**What the exercise asks:**
Show each line from the listing that includes the word "available".

==========

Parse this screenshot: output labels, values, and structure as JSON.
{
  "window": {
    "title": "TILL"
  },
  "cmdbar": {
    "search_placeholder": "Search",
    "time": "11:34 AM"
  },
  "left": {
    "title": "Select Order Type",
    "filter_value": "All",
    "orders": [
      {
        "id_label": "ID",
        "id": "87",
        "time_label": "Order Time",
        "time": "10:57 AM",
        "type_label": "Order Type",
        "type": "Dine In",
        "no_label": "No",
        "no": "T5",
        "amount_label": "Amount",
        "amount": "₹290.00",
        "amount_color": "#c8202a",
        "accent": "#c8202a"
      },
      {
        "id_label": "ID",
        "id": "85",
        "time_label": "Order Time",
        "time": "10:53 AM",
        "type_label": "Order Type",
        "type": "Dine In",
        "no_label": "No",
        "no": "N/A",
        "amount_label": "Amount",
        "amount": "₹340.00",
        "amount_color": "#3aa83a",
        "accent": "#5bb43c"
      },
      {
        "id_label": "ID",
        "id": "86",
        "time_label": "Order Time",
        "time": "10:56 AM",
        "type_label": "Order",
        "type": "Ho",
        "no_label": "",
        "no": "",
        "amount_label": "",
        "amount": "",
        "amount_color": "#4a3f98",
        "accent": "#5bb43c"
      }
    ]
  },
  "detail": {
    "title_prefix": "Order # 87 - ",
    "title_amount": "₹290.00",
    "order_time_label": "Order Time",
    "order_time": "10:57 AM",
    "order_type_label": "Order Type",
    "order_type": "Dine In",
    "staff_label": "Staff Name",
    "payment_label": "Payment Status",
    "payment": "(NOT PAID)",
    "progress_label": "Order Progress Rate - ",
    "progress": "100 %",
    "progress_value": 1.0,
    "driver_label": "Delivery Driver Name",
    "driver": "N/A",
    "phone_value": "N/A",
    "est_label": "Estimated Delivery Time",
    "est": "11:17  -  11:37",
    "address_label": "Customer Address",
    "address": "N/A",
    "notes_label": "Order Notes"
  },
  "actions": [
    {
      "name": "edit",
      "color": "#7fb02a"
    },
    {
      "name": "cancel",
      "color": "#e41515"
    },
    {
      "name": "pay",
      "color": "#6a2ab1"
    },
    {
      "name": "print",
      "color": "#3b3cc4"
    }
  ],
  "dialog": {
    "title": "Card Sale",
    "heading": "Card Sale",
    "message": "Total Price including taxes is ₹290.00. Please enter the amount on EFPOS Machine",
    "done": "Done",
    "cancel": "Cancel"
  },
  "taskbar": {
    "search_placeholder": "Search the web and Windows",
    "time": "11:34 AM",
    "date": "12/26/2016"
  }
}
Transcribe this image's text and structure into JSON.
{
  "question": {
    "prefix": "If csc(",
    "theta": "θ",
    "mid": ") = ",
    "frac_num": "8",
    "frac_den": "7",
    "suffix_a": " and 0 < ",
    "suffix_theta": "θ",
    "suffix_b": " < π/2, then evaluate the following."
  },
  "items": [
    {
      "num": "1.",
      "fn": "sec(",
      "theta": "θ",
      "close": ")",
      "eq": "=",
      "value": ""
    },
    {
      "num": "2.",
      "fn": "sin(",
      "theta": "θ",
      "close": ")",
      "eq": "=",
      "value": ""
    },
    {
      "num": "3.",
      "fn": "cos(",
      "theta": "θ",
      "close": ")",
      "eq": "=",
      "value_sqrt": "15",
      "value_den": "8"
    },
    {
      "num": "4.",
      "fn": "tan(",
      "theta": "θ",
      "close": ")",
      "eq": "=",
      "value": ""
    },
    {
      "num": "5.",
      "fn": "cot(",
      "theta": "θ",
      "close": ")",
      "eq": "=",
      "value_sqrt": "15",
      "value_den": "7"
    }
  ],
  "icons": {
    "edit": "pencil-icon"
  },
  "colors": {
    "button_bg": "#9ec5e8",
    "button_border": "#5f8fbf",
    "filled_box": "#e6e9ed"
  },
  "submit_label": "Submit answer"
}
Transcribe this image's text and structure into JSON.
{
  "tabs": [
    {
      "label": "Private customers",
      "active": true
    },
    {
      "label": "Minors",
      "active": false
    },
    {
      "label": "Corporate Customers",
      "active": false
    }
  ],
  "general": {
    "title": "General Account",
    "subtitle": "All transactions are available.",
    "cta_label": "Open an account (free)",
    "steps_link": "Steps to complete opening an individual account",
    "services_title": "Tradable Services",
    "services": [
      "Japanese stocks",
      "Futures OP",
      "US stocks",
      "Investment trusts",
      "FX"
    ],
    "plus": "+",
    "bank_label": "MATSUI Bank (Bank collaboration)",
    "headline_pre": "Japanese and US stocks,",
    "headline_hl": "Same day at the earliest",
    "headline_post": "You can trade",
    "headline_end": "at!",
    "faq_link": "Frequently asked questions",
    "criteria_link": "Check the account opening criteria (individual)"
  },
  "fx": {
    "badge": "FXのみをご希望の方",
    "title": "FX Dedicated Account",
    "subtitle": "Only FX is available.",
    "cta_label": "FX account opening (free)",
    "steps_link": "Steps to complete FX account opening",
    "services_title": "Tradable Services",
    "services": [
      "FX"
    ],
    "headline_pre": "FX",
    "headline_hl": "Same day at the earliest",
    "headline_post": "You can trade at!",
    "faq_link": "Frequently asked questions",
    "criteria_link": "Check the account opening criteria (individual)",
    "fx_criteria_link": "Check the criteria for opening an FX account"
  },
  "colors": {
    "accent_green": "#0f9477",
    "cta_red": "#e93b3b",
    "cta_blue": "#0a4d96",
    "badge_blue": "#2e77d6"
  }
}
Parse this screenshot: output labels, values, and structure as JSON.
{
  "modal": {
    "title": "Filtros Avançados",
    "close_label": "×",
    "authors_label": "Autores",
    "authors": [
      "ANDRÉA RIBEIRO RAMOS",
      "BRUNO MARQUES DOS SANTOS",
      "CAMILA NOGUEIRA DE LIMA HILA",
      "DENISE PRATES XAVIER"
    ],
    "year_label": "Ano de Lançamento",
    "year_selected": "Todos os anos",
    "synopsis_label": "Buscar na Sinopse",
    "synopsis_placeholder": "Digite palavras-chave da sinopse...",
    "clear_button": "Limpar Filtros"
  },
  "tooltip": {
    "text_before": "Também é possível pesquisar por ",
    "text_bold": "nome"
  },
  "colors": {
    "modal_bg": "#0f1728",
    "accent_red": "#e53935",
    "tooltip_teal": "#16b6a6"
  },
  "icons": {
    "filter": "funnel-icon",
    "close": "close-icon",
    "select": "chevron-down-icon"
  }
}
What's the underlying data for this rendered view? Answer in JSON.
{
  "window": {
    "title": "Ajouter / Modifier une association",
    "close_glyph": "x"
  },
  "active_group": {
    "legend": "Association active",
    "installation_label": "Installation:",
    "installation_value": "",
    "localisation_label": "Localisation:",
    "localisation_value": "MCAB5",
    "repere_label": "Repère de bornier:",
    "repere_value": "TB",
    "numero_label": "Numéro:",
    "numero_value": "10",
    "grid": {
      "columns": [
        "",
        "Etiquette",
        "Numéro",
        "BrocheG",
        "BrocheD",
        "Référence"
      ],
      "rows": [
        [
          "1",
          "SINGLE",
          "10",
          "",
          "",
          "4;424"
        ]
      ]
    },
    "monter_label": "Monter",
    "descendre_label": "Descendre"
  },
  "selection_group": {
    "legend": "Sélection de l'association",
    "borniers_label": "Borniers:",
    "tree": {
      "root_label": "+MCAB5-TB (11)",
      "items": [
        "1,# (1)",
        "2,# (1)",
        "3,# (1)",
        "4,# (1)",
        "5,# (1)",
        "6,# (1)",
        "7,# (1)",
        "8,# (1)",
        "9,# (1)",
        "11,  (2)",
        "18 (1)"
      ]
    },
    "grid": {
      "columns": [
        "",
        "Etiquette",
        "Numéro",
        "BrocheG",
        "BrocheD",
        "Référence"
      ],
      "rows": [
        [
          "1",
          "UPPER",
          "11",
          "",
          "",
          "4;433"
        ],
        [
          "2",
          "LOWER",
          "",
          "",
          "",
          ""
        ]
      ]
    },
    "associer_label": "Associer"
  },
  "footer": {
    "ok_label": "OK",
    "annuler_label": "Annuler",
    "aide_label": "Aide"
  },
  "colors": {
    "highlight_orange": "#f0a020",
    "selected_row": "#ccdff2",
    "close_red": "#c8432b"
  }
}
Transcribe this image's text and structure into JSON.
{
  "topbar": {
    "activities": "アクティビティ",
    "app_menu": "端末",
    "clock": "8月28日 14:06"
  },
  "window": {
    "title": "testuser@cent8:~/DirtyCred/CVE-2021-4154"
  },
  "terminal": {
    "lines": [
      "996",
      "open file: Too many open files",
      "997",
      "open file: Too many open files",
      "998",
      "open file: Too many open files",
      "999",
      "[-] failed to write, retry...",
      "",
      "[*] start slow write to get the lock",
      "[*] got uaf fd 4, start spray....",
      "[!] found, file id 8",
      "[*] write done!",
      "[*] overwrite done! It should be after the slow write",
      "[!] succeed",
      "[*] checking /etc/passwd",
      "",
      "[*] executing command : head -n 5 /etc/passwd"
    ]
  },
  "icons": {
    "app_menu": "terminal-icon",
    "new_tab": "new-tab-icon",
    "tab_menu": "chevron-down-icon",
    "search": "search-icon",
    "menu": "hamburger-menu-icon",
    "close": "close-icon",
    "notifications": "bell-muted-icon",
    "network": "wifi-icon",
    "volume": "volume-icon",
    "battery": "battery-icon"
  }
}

==========

**Result:**
    "subtitle": "All transactions are available.",
    "subtitle": "Only FX is available.",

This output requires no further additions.